- SHORT PROBLEM
Retype all the records with nothing changed.

- INFORMATION PROVIDED
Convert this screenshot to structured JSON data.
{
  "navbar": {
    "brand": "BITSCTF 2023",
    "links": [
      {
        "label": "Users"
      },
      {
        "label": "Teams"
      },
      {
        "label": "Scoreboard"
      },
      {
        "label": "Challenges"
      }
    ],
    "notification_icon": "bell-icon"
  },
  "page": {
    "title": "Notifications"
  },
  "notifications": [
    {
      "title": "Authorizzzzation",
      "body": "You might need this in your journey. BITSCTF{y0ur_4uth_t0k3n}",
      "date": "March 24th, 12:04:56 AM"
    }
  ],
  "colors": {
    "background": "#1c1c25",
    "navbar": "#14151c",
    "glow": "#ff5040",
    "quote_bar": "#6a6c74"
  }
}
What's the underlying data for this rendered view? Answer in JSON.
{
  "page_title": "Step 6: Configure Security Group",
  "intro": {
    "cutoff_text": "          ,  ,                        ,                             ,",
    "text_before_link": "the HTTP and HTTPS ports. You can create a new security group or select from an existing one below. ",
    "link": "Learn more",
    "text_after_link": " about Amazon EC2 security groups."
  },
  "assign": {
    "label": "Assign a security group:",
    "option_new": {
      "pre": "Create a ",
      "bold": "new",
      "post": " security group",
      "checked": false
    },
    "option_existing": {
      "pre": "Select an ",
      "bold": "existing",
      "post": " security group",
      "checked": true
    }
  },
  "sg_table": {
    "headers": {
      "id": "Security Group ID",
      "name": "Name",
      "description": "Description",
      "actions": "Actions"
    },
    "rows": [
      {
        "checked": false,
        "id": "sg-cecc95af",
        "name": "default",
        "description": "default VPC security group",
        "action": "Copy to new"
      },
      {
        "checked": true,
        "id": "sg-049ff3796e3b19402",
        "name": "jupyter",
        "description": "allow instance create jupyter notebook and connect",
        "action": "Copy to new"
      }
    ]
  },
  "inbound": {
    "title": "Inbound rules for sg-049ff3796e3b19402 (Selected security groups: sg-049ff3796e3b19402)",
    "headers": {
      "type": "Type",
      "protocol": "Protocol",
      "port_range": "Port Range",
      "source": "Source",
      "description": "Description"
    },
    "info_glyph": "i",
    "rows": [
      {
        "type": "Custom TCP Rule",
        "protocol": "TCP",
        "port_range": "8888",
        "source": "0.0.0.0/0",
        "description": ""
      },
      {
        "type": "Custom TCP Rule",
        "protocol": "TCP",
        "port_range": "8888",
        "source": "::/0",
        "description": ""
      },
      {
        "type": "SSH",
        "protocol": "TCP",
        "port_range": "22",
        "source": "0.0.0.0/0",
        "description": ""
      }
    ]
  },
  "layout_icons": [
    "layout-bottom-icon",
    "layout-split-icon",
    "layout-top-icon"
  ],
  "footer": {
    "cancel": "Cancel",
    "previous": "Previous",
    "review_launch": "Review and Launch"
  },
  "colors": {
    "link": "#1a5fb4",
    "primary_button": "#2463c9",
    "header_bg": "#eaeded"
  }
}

- WORKED SOLUTION
Convert this screenshot to structured JSON data.
{
  "navbar": {
    "brand": "BITSCTF 2023",
    "links": [
      {
        "label": "Users"
      },
      {
        "label": "Teams"
      },
      {
        "label": "Scoreboard"
      },
      {
        "label": "Challenges"
      }
    ],
    "notification_icon": "bell-icon"
  },
  "page": {
    "title": "Notifications"
  },
  "notifications": [
    {
      "title": "Authorizzzzation",
      "body": "You might need this in your journey. BITSCTF{y0ur_4uth_t0k3n}",
      "date": "March 24th, 12:04:56 AM"
    }
  ],
  "colors": {
    "background": "#1c1c25",
    "navbar": "#14151c",
    "glow": "#ff5040",
    "quote_bar": "#6a6c74"
  }
}
What's the underlying data for this rendered view? Answer in JSON.
{
  "page_title": "Step 6: Configure Security Group",
  "intro": {
    "cutoff_text": "          ,  ,                        ,                             ,",
    "text_before_link": "the HTTP and HTTPS ports. You can create a new security group or select from an existing one below. ",
    "link": "Learn more",
    "text_after_link": " about Amazon EC2 security groups."
  },
  "assign": {
    "label": "Assign a security group:",
    "option_new": {
      "pre": "Create a ",
      "bold": "new",
      "post": " security group",
      "checked": false
    },
    "option_existing": {
      "pre": "Select an ",
      "bold": "existing",
      "post": " security group",
      "checked": true
    }
  },
  "sg_table": {
    "headers": {
      "id": "Security Group ID",
      "name": "Name",
      "description": "Description",
      "actions": "Actions"
    },
    "rows": [
      {
        "checked": false,
        "id": "sg-cecc95af",
        "name": "default",
        "description": "default VPC security group",
        "action": "Copy to new"
      },
      {
        "checked": true,
        "id": "sg-049ff3796e3b19402",
        "name": "jupyter",
        "description": "allow instance create jupyter notebook and connect",
        "action": "Copy to new"
      }
    ]
  },
  "inbound": {
    "title": "Inbound rules for sg-049ff3796e3b19402 (Selected security groups: sg-049ff3796e3b19402)",
    "headers": {
      "type": "Type",
      "protocol": "Protocol",
      "port_range": "Port Range",
      "source": "Source",
      "description": "Description"
    },
    "info_glyph": "i",
    "rows": [
      {
        "type": "Custom TCP Rule",
        "protocol": "TCP",
        "port_range": "8888",
        "source": "0.0.0.0/0",
        "description": ""
      },
      {
        "type": "Custom TCP Rule",
        "protocol": "TCP",
        "port_range": "8888",
        "source": "::/0",
        "description": ""
      },
      {
        "type": "SSH",
        "protocol": "TCP",
        "port_range": "22",
        "source": "0.0.0.0/0",
        "description": ""
      }
    ]
  },
  "layout_icons": [
    "layout-bottom-icon",
    "layout-split-icon",
    "layout-top-icon"
  ],
  "footer": {
    "cancel": "Cancel",
    "previous": "Previous",
    "review_launch": "Review and Launch"
  },
  "colors": {
    "link": "#1a5fb4",
    "primary_button": "#2463c9",
    "header_bg": "#eaeded"
  }
}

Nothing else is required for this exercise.